> [What is required]: Copy all lines holding the word "Others" from the entries.

> [Supplied records]:
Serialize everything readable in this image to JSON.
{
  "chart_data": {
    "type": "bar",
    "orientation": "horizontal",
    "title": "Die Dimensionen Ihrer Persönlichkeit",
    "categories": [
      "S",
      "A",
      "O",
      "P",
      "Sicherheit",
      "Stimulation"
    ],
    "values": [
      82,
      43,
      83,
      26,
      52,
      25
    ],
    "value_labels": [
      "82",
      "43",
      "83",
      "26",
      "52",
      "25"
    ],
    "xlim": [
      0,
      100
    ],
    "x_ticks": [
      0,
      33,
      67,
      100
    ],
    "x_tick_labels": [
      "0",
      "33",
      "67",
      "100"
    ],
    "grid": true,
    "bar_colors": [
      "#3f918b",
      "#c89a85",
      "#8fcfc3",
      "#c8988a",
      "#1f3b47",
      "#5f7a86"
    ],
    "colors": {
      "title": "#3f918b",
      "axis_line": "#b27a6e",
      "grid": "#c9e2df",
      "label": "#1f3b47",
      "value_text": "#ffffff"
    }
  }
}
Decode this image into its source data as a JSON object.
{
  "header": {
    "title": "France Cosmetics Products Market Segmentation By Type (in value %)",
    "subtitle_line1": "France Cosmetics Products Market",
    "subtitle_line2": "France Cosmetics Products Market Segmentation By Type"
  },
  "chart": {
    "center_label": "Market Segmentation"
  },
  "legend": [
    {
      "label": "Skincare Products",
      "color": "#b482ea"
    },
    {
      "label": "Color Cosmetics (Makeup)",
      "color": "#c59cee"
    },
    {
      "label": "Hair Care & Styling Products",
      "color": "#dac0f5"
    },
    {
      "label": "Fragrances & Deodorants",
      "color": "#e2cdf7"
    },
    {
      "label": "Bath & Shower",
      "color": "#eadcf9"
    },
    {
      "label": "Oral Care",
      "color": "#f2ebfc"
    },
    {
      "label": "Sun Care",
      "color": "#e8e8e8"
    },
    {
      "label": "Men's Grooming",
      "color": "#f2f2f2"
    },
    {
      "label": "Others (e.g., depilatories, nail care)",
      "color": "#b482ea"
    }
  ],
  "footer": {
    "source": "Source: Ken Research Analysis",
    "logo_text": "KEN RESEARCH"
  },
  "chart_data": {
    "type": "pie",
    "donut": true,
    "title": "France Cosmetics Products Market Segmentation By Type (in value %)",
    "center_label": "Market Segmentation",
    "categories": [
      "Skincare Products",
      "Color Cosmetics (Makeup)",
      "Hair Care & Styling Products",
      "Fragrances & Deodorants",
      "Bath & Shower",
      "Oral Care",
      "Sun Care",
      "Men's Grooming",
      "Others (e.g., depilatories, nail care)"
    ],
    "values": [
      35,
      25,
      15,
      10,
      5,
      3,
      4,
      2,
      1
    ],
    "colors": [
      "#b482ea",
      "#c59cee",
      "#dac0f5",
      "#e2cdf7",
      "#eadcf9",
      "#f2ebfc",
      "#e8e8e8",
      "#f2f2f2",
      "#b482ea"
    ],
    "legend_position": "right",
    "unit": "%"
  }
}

> [Exercise result]:
      "label": "Others (e.g., depilatories, nail care)",
      "Others (e.g., depilatories, nail care)"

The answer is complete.